Reproduce every one of the following records verbatim, keeping each line unchanged and in its original order.
%%
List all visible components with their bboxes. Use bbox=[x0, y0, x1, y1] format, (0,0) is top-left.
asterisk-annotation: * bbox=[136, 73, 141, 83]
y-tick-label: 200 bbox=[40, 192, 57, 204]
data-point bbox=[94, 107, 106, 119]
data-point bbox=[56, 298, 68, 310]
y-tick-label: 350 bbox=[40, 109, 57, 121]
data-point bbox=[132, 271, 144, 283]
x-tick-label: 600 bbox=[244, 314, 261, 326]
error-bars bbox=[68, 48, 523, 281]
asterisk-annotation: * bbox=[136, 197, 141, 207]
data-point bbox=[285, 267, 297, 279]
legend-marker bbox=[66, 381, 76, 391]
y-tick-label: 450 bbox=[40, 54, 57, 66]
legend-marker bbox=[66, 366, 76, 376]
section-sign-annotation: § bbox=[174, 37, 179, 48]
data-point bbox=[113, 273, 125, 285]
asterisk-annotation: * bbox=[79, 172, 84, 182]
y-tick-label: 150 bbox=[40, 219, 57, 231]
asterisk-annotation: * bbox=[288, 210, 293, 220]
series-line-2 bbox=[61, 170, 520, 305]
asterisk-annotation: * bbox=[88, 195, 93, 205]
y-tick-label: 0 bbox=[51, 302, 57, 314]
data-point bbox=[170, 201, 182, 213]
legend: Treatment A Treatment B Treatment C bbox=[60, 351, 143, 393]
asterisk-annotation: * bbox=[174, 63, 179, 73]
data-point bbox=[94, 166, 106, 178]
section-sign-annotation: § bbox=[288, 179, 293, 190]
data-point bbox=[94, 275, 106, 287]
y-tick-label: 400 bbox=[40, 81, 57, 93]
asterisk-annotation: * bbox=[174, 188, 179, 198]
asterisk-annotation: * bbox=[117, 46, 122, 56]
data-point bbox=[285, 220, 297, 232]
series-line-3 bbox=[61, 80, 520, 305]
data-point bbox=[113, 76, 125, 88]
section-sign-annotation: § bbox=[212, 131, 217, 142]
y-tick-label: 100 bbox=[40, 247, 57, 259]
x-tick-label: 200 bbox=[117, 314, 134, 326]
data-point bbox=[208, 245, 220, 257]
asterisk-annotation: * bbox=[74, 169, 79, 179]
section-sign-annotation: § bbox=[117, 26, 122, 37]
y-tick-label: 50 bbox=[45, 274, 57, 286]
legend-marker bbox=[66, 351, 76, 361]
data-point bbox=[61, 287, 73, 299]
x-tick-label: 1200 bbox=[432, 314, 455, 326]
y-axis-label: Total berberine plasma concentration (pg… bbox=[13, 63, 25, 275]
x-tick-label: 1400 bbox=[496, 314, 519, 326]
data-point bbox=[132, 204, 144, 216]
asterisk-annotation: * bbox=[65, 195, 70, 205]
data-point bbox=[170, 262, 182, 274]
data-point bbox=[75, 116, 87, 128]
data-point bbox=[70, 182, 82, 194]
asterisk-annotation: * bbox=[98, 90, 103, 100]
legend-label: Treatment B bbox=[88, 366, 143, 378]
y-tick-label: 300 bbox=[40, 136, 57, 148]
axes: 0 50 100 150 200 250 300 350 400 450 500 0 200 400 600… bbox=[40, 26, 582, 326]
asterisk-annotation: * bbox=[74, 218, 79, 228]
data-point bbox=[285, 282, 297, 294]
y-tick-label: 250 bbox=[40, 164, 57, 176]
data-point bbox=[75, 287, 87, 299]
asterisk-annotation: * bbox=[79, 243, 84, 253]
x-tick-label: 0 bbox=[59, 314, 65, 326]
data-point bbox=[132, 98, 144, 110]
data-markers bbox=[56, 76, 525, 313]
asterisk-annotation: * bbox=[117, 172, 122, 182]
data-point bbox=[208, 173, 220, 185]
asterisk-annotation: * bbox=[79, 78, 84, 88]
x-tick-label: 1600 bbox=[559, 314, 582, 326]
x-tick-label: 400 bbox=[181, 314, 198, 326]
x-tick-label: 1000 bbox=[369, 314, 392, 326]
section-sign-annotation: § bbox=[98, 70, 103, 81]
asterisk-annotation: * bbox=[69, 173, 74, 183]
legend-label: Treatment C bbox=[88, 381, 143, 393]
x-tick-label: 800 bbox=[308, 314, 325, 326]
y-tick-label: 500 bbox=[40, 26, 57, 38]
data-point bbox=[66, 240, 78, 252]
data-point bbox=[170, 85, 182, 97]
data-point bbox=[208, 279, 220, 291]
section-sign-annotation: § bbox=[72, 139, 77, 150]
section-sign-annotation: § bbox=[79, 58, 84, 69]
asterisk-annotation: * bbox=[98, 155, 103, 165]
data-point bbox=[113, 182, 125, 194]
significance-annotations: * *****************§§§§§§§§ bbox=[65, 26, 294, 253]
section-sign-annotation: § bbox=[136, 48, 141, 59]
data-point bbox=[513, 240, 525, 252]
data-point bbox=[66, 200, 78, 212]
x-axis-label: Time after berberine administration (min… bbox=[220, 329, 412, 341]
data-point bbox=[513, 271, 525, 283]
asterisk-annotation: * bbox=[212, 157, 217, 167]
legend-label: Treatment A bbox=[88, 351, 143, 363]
%%
Correct result:
List all visible components with their bboxes. Use bbox=[x0, y0, x1, y1] format, (0,0) is top-left.
asterisk-annotation: * bbox=[136, 73, 141, 83]
y-tick-label: 200 bbox=[40, 192, 57, 204]
data-point bbox=[94, 107, 106, 119]
data-point bbox=[56, 298, 68, 310]
y-tick-label: 350 bbox=[40, 109, 57, 121]
data-point bbox=[132, 271, 144, 283]
x-tick-label: 600 bbox=[244, 314, 261, 326]
error-bars bbox=[68, 48, 523, 281]
asterisk-annotation: * bbox=[136, 197, 141, 207]
data-point bbox=[285, 267, 297, 279]
legend-marker bbox=[66, 381, 76, 391]
y-tick-label: 450 bbox=[40, 54, 57, 66]
legend-marker bbox=[66, 366, 76, 376]
section-sign-annotation: § bbox=[174, 37, 179, 48]
data-point bbox=[113, 273, 125, 285]
asterisk-annotation: * bbox=[79, 172, 84, 182]
y-tick-label: 150 bbox=[40, 219, 57, 231]
asterisk-annotation: * bbox=[288, 210, 293, 220]
series-line-2 bbox=[61, 170, 520, 305]
asterisk-annotation: * bbox=[88, 195, 93, 205]
y-tick-label: 0 bbox=[51, 302, 57, 314]
data-point bbox=[170, 201, 182, 213]
legend: Treatment A Treatment B Treatment C bbox=[60, 351, 143, 393]
asterisk-annotation: * bbox=[174, 63, 179, 73]
data-point bbox=[94, 166, 106, 178]
section-sign-annotation: § bbox=[288, 179, 293, 190]
data-point bbox=[94, 275, 106, 287]
y-tick-label: 400 bbox=[40, 81, 57, 93]
asterisk-annotation: * bbox=[174, 188, 179, 198]
asterisk-annotation: * bbox=[117, 46, 122, 56]
data-point bbox=[285, 220, 297, 232]
series-line-3 bbox=[61, 80, 520, 305]
data-point bbox=[113, 76, 125, 88]
section-sign-annotation: § bbox=[212, 131, 217, 142]
y-tick-label: 100 bbox=[40, 247, 57, 259]
x-tick-label: 200 bbox=[117, 314, 134, 326]
data-point bbox=[208, 245, 220, 257]
asterisk-annotation: * bbox=[74, 169, 79, 179]
section-sign-annotation: § bbox=[117, 26, 122, 37]
y-tick-label: 50 bbox=[45, 274, 57, 286]
legend-marker bbox=[66, 351, 76, 361]
data-point bbox=[61, 287, 73, 299]
x-tick-label: 1200 bbox=[432, 314, 455, 326]
y-axis-label: Total berberine plasma concentration (pg… bbox=[13, 63, 25, 275]
x-tick-label: 1400 bbox=[496, 314, 519, 326]
data-point bbox=[132, 204, 144, 216]
asterisk-annotation: * bbox=[65, 195, 70, 205]
data-point bbox=[170, 262, 182, 274]
data-point bbox=[75, 116, 87, 128]
data-point bbox=[70, 182, 82, 194]
asterisk-annotation: * bbox=[98, 90, 103, 100]
legend-label: Treatment B bbox=[88, 366, 143, 378]
y-tick-label: 300 bbox=[40, 136, 57, 148]
axes: 0 50 100 150 200 250 300 350 400 450 500 0 200 400 600… bbox=[40, 26, 582, 326]
asterisk-annotation: * bbox=[74, 218, 79, 228]
data-point bbox=[285, 282, 297, 294]
y-tick-label: 250 bbox=[40, 164, 57, 176]
data-point bbox=[75, 287, 87, 299]
asterisk-annotation: * bbox=[79, 243, 84, 253]
x-tick-label: 0 bbox=[59, 314, 65, 326]
data-point bbox=[132, 98, 144, 110]
data-markers bbox=[56, 76, 525, 313]
asterisk-annotation: * bbox=[117, 172, 122, 182]
data-point bbox=[208, 173, 220, 185]
asterisk-annotation: * bbox=[79, 78, 84, 88]
x-tick-label: 1600 bbox=[559, 314, 582, 326]
x-tick-label: 400 bbox=[181, 314, 198, 326]
x-tick-label: 1000 bbox=[369, 314, 392, 326]
section-sign-annotation: § bbox=[98, 70, 103, 81]
asterisk-annotation: * bbox=[69, 173, 74, 183]
legend-label: Treatment C bbox=[88, 381, 143, 393]
x-tick-label: 800 bbox=[308, 314, 325, 326]
y-tick-label: 500 bbox=[40, 26, 57, 38]
data-point bbox=[66, 240, 78, 252]
data-point bbox=[170, 85, 182, 97]
data-point bbox=[208, 279, 220, 291]
section-sign-annotation: § bbox=[72, 139, 77, 150]
section-sign-annotation: § bbox=[79, 58, 84, 69]
asterisk-annotation: * bbox=[98, 155, 103, 165]
data-point bbox=[113, 182, 125, 194]
significance-annotations: * *****************§§§§§§§§ bbox=[65, 26, 294, 253]
section-sign-annotation: § bbox=[136, 48, 141, 59]
data-point bbox=[513, 240, 525, 252]
data-point bbox=[66, 200, 78, 212]
x-axis-label: Time after berberine administration (min… bbox=[220, 329, 412, 341]
data-point bbox=[513, 271, 525, 283]
asterisk-annotation: * bbox=[212, 157, 217, 167]
legend-label: Treatment A bbox=[88, 351, 143, 363]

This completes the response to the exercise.